**Directive:**
Lines holding the string "name" are the ones to copy from this listing.

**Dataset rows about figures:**
((
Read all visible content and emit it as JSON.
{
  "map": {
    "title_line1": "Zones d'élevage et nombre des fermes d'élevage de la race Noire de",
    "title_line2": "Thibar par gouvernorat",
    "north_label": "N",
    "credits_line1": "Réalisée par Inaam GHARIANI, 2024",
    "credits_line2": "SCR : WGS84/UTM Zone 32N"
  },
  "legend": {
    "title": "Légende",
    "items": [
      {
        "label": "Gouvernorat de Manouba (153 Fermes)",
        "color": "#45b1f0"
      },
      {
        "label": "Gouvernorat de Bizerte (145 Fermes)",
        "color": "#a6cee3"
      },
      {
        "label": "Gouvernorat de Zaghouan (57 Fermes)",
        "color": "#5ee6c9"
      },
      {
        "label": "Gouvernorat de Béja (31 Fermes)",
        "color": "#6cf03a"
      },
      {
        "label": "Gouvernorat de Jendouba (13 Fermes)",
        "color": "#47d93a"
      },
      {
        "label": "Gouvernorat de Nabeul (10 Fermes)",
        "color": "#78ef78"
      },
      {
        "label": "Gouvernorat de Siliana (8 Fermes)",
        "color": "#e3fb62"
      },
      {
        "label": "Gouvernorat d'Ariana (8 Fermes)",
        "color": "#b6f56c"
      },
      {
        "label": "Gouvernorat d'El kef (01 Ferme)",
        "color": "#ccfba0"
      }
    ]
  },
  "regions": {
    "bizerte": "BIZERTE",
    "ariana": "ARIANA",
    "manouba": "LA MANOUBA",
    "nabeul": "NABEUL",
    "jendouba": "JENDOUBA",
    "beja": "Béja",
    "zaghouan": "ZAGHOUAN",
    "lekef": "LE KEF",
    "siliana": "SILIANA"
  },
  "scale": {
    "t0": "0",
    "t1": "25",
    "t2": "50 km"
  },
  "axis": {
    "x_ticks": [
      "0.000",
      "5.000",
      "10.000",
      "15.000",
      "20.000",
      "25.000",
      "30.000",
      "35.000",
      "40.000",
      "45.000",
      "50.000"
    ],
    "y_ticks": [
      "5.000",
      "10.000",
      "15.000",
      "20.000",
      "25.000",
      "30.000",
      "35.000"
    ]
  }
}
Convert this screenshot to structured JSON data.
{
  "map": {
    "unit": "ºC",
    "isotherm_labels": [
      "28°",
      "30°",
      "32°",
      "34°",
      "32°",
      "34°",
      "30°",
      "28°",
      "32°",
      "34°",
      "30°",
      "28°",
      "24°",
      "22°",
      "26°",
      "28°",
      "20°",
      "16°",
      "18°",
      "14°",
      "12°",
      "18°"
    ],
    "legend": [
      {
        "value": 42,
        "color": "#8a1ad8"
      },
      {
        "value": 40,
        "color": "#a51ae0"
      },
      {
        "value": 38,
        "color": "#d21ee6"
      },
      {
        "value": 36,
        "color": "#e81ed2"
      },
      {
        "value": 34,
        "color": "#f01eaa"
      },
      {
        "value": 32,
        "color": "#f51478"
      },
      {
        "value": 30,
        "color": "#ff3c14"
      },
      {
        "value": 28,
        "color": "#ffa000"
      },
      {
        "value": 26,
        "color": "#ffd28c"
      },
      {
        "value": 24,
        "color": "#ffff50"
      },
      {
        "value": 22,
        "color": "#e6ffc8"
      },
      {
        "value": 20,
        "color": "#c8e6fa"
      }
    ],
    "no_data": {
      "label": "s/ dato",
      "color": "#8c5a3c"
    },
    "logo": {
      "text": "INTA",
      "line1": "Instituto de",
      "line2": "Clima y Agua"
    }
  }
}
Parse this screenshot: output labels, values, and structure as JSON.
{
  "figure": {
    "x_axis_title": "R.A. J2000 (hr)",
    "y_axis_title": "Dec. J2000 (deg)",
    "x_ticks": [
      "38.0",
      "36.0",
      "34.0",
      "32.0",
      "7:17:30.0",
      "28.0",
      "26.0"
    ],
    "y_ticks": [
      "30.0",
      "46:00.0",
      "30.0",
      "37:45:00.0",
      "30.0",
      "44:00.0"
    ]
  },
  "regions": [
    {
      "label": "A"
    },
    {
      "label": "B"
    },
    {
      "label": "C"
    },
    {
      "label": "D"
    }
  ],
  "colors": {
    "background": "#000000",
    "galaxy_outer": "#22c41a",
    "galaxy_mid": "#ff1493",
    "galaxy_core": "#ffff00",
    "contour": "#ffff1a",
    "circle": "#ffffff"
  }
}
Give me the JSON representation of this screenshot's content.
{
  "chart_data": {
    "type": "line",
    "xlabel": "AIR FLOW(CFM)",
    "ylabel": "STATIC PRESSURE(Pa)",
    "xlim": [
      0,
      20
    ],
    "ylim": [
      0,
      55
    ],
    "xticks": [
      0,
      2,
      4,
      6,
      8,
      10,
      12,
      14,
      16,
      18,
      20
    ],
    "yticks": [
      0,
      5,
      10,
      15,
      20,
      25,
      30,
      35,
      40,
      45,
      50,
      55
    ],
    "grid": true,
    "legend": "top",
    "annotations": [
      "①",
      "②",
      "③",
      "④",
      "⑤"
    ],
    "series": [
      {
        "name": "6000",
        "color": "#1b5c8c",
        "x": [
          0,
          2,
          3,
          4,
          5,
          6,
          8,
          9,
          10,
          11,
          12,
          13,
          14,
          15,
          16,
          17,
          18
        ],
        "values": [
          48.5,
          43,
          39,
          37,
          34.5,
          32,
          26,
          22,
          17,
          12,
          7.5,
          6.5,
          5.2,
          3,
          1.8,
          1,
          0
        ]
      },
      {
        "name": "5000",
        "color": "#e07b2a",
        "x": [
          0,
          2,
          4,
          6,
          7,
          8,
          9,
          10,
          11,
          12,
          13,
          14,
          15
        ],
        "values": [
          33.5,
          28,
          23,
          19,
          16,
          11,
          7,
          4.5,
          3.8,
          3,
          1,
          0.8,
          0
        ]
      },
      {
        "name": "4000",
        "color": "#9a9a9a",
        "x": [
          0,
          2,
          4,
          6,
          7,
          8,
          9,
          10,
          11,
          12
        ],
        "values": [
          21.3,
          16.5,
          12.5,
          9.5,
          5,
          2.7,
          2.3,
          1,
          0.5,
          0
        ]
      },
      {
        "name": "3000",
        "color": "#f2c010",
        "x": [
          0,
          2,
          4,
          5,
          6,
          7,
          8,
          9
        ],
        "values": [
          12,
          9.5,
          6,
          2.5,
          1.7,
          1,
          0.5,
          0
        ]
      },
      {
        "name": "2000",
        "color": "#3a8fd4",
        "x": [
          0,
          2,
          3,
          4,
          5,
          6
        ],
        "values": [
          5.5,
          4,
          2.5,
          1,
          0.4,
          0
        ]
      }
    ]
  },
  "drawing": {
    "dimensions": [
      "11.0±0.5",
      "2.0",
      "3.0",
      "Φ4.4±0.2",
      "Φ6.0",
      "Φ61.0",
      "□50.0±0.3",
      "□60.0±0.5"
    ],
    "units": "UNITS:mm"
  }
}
))
**Right answer:**
        "name": "6000",
        "name": "5000",
        "name": "4000",
        "name": "3000",
        "name": "2000",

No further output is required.